= Goal of the exercise =
Copy the text of the Marine Mammal Health Map abstract word for word, from "A review of" up to and including "the information presented.".

= Extract provided =

__________________________________________________

Marine Mammal Health Map: Goals, Vision, and Results From Pilot Study Using Data From California Stranding Responders
IAAAM 2014
Claire A. Simeone1; Tenaya A. Norris1; Judy St. Leger2; Erika Nilson2; Lauren J. Palmer3; Kerri Danil4; Susan J. Chivers4; Michelle Berman-Kowalewski5; Frances M. D. Gulland1
1The Marine Mammal Center, Sausalito, CA, USA; 2SeaWorld Parks and Entertainment, San Diego, CA, USA; 3The Marine Mammal Care Center at Fort MacArthur, San Pedro, CA, USA; 4NOAA Fisheries, Southwest Fisheries Science Center, La Jolla, CA, USA; 5Santa Barbara Museum of Natural History, Department of Vertebrate Zoology, Santa Barbara, CA, USA


An increase in the reporting of diseases in marine organisms has raised concerns that ocean health is deteriorating.1,2 Diseases can alter marine mammal population distribution and abundance, which may precipitate species' extinctions, and regime changes within marine communities.3 However, whether the increase in reports represents a real and widespread degeneration in marine mammal health remains unclear.4 This uncertainty is due to a lack of information on the true incidence of marine mammal diseases and few long-term datasets, as well as a lack of data integration.3 Although marine mammals can function as ecosystem indicators, there is currently no readily accessible national or international dataset for tracking marine mammal disease trends.5

A review of the status of marine mammal research in 2003 concluded that a more coherent and comprehensive infrastructure was needed to investigate marine mammal health in a systematic and holistic manner.6 Thus, the goal of the Marine Mammal Health Map project is to develop a web-based marine mammal health and disease mapping system that will allow managers, scientists, policy makers and the public to track spatiotemporal trends in marine mammal health. This platform also will provide a centralized location for stranding network participants to disseminate their collective data. The map can be used to determine marine mammal health status relative to other components of the ocean ecosystem, and future health studies can be planned based on the information presented.

__________________________________________________

(Document layout detection data)

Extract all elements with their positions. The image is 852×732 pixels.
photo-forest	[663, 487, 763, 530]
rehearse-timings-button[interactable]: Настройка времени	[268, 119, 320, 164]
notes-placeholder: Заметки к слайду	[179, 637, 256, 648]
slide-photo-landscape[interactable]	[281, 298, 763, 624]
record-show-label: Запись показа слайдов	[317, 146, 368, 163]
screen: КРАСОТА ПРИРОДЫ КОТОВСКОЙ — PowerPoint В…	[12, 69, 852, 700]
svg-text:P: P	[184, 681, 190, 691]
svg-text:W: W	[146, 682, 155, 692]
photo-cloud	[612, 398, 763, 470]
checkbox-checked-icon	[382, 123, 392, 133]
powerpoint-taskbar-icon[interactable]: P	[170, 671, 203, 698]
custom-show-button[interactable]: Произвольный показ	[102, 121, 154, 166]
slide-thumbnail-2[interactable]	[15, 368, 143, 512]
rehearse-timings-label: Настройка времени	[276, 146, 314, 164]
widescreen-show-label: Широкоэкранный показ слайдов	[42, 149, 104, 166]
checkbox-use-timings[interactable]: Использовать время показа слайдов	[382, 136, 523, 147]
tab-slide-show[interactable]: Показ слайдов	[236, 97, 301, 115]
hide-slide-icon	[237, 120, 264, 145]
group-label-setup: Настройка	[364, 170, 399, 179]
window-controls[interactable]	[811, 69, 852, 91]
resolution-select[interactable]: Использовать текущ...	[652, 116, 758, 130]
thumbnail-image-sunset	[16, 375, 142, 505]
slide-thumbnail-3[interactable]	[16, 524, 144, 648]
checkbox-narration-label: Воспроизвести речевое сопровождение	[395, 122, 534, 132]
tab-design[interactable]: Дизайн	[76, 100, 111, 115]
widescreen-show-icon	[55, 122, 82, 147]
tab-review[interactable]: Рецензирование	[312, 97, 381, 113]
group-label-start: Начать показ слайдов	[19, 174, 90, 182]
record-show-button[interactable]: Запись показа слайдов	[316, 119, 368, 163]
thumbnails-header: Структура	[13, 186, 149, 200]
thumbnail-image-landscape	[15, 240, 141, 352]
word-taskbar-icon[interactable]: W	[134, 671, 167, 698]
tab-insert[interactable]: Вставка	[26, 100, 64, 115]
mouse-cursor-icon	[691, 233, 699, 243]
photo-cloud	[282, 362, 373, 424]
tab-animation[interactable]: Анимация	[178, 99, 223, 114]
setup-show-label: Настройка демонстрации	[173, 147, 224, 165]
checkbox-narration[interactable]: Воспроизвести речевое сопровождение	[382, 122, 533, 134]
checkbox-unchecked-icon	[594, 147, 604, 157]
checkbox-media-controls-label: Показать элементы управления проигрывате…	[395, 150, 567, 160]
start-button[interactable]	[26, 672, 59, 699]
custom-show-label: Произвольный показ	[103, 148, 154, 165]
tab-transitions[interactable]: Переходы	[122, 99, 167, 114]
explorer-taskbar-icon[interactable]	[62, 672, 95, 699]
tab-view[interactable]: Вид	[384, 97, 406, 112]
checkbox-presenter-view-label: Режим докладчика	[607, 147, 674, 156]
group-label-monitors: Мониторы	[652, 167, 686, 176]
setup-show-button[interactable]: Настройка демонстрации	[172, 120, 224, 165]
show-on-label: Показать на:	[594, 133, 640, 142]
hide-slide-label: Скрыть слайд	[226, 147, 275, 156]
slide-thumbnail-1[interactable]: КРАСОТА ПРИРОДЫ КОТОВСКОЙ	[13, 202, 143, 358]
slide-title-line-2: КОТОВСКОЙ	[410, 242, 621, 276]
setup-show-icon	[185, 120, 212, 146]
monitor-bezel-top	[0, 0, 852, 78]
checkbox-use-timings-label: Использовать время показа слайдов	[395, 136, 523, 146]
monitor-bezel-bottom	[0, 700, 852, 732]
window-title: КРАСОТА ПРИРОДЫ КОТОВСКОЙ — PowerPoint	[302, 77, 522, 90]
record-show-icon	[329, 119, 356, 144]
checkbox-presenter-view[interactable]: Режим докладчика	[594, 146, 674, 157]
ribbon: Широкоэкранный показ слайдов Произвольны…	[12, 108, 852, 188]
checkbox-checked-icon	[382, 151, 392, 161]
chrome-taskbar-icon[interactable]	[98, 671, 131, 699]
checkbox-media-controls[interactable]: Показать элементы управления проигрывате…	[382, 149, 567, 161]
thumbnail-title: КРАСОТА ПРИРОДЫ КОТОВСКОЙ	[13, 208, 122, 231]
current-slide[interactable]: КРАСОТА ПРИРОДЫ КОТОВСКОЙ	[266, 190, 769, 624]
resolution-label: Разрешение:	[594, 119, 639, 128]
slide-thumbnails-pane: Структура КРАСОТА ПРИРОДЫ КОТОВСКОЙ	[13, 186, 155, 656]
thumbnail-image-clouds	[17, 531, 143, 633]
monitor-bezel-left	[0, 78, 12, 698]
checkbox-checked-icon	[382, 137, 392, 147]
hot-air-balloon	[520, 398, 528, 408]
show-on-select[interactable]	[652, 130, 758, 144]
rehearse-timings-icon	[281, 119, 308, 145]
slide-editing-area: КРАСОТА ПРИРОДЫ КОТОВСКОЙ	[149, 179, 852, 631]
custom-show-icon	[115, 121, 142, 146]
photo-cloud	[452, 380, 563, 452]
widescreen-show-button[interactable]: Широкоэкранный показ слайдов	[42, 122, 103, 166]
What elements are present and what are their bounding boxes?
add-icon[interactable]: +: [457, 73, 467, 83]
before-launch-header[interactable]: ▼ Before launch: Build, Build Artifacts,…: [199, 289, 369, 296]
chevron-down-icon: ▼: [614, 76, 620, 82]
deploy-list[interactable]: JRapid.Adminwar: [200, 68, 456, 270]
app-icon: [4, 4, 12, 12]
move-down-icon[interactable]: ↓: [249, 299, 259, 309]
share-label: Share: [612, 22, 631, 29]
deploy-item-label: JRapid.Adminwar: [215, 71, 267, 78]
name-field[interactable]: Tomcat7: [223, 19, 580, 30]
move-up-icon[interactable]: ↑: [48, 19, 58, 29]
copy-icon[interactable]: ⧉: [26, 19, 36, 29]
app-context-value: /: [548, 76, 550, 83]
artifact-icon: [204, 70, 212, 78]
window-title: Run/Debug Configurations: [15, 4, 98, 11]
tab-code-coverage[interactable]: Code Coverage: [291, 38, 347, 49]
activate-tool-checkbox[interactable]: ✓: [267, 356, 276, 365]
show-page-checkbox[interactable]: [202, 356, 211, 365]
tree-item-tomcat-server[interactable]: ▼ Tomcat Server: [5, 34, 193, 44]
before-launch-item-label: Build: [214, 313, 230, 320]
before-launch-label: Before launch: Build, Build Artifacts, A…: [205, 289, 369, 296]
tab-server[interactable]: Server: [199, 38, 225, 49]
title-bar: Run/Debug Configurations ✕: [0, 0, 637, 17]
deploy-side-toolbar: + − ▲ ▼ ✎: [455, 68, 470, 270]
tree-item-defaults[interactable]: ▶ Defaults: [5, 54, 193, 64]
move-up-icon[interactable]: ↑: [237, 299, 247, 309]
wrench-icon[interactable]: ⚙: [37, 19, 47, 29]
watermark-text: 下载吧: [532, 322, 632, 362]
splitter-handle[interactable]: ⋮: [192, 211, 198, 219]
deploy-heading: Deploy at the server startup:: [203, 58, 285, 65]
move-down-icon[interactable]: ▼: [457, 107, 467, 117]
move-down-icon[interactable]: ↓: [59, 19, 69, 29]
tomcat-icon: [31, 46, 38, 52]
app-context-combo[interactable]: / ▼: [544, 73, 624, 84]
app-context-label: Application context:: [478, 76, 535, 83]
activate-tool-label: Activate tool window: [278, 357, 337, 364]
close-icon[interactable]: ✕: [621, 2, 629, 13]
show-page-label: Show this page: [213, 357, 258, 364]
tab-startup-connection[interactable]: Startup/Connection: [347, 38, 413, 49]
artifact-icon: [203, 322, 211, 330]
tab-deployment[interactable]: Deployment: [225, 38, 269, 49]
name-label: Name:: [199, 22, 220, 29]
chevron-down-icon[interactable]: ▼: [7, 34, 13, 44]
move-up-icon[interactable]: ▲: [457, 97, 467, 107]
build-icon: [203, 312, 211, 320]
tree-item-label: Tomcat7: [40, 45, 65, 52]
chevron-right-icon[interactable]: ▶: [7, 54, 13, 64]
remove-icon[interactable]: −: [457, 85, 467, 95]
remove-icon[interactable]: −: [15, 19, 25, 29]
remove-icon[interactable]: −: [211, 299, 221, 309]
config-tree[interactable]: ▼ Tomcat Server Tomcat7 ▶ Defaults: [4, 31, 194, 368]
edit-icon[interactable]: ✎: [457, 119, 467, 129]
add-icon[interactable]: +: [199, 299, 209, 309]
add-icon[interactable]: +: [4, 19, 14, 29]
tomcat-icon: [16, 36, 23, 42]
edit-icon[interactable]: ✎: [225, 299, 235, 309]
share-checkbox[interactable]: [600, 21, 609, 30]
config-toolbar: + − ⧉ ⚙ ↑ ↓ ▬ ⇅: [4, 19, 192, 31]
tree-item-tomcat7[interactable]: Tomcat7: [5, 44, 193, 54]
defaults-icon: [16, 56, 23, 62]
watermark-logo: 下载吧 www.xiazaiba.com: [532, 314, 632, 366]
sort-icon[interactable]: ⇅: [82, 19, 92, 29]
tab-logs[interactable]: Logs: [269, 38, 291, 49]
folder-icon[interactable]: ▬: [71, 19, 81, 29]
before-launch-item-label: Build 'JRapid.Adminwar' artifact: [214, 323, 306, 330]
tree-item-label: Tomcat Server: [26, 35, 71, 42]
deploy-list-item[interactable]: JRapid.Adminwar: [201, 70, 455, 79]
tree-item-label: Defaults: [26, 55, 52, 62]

__________________________________________________

= Answer section =
A review of the status of marine mammal research in 2003 concluded that a more coherent and comprehensive infrastructure was needed to investigate marine mammal health in a systematic and holistic manner.6 Thus, the goal of the Marine Mammal Health Map project is to develop a web-based marine mammal health and disease mapping system that will allow managers, scientists, policy makers and the public to track spatiotemporal trends in marine mammal health. This platform also will provide a centralized location for stranding network participants to disseminate their collective data. The map can be used to determine marine mammal health status relative to other components of the ocean ecosystem, and future health studies can be planned based on the information presented.